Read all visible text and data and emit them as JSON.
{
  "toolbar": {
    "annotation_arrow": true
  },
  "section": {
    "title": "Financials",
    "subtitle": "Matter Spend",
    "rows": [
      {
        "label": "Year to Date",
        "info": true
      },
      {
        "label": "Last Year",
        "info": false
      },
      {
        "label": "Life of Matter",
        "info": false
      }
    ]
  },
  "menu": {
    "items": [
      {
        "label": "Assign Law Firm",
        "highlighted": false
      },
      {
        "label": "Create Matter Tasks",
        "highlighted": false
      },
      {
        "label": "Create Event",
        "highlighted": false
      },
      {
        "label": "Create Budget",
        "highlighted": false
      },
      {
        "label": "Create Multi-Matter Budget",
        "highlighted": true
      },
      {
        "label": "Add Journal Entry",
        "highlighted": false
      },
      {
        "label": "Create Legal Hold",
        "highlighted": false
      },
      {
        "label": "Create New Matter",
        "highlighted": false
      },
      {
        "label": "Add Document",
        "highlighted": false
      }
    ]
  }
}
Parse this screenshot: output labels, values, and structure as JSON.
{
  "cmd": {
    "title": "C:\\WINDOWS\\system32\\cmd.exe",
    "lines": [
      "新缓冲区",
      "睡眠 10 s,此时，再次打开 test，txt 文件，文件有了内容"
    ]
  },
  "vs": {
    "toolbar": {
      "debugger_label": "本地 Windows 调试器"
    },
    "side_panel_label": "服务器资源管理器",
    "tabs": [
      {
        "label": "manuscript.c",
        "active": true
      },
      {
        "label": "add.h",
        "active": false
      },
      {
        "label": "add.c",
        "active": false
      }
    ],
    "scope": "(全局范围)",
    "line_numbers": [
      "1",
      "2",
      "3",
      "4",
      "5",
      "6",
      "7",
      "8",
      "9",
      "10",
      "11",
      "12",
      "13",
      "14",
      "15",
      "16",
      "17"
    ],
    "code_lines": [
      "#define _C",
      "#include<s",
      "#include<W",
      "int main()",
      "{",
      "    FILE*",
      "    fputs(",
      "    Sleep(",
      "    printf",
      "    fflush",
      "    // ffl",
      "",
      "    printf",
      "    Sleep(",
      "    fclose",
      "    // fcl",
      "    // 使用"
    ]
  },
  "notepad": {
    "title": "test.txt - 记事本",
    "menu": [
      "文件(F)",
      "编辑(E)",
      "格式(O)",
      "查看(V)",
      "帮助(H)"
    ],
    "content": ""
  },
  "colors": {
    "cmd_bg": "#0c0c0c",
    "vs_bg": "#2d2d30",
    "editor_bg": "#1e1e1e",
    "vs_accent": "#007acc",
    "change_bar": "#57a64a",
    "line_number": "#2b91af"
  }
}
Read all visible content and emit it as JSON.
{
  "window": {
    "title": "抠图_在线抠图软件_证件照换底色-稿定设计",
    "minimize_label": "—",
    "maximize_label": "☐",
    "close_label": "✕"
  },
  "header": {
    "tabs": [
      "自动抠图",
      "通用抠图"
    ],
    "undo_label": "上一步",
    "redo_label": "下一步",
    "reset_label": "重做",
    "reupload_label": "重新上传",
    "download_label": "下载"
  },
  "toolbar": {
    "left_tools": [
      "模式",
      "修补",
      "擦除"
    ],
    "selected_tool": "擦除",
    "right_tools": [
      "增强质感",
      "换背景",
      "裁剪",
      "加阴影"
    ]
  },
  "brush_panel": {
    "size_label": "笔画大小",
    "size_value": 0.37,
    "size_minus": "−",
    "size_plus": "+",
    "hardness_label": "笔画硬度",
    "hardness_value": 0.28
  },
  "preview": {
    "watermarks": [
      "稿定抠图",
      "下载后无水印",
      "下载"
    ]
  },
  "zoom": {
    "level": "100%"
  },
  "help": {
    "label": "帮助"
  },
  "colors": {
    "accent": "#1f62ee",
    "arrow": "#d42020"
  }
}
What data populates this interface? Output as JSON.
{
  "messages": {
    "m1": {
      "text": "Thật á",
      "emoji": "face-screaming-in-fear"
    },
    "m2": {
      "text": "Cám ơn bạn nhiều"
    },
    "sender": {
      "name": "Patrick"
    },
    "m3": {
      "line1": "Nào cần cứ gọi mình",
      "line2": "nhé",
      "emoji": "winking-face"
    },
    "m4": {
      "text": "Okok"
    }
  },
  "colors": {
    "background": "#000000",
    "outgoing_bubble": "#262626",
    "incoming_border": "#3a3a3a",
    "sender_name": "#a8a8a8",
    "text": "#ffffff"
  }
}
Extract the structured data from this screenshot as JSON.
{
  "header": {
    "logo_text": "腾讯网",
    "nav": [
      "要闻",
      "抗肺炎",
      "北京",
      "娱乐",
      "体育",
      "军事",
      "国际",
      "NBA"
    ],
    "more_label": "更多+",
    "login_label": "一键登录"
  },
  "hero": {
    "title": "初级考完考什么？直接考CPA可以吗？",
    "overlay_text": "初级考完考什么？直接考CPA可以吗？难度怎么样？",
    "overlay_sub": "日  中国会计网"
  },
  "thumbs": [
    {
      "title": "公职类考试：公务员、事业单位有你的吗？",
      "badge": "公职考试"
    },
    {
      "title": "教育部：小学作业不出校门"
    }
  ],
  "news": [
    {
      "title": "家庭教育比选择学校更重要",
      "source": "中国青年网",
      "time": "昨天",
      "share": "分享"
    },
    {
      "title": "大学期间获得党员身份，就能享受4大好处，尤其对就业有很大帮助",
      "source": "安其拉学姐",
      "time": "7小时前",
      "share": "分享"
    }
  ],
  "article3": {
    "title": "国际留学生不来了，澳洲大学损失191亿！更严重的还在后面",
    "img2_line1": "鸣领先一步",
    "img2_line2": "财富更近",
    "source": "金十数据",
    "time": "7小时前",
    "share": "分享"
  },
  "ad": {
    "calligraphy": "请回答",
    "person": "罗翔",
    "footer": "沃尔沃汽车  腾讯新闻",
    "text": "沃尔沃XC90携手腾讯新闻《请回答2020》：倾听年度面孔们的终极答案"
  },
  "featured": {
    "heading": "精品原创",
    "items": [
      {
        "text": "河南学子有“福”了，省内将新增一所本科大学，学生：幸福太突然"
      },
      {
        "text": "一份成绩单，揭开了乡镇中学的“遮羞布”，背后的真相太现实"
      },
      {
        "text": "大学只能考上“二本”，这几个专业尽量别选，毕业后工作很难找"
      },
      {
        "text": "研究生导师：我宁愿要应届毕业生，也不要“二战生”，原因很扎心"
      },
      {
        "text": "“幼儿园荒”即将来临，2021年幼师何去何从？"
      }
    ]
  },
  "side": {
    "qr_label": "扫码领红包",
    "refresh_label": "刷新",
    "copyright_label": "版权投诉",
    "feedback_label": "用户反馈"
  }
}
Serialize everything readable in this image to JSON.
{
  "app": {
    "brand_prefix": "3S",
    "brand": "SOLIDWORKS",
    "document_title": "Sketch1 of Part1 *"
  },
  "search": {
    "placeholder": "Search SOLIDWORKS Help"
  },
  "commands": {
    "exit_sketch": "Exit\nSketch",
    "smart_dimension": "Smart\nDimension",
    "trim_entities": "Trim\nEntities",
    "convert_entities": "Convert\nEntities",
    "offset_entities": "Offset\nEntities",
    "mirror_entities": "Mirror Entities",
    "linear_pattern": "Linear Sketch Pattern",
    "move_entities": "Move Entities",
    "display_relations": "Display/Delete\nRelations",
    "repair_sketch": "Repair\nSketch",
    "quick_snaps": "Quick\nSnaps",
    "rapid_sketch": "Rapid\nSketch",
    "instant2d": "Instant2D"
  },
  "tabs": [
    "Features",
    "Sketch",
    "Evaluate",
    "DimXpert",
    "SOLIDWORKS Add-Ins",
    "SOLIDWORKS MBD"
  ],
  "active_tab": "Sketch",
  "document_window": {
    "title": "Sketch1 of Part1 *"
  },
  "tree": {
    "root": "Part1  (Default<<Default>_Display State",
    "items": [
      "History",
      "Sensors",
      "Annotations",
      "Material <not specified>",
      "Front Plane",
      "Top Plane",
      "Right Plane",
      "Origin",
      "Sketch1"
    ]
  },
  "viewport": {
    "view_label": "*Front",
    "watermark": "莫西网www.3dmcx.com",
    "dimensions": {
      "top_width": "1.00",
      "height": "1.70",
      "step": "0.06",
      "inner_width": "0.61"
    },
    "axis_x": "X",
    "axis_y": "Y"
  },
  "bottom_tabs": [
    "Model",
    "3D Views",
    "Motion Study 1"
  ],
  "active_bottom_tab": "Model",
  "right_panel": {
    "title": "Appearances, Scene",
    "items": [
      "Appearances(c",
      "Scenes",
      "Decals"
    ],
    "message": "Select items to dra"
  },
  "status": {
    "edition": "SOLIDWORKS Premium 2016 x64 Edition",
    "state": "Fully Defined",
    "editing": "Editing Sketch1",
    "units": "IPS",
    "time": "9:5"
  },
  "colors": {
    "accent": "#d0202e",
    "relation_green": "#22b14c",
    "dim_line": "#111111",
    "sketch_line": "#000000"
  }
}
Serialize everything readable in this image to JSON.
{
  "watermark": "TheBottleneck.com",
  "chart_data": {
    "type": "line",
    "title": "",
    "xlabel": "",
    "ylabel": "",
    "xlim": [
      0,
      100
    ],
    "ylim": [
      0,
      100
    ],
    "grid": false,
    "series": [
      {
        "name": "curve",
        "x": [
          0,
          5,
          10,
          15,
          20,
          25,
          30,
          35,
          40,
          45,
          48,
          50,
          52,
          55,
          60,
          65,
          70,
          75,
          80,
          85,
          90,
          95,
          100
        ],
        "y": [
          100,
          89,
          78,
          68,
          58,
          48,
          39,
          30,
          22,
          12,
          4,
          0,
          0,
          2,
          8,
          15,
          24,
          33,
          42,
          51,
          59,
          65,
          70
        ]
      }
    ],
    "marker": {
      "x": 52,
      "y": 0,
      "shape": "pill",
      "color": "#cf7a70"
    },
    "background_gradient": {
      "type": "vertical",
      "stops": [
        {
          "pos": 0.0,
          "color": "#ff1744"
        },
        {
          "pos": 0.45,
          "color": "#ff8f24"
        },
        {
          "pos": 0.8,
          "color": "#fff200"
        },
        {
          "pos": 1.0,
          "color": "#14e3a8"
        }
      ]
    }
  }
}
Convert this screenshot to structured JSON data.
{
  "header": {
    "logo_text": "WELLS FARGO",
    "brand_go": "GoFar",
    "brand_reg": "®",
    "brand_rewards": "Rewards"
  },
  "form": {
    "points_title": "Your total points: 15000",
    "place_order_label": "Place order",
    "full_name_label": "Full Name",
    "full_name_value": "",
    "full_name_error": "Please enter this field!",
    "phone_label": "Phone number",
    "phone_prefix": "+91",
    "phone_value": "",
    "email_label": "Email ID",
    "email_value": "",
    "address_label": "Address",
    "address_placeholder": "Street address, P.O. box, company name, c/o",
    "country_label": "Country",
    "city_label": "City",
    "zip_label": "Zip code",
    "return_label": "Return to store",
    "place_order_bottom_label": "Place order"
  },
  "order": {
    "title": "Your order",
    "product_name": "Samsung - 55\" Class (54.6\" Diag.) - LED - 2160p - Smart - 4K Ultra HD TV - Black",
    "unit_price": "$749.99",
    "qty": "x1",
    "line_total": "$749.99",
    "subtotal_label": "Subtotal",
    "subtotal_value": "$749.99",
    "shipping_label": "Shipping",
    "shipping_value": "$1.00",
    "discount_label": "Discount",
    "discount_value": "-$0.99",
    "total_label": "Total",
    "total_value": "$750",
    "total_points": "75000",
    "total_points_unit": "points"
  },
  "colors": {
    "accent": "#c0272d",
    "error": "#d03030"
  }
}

◆ **WHAT YOU ARE ASKED TO DO**: From the material above, gather all lines that include the string "visible" and copy them.

◆ **COMPLETED TASK**:
Read all visible text and data and emit them as JSON.
Read all visible content and emit it as JSON.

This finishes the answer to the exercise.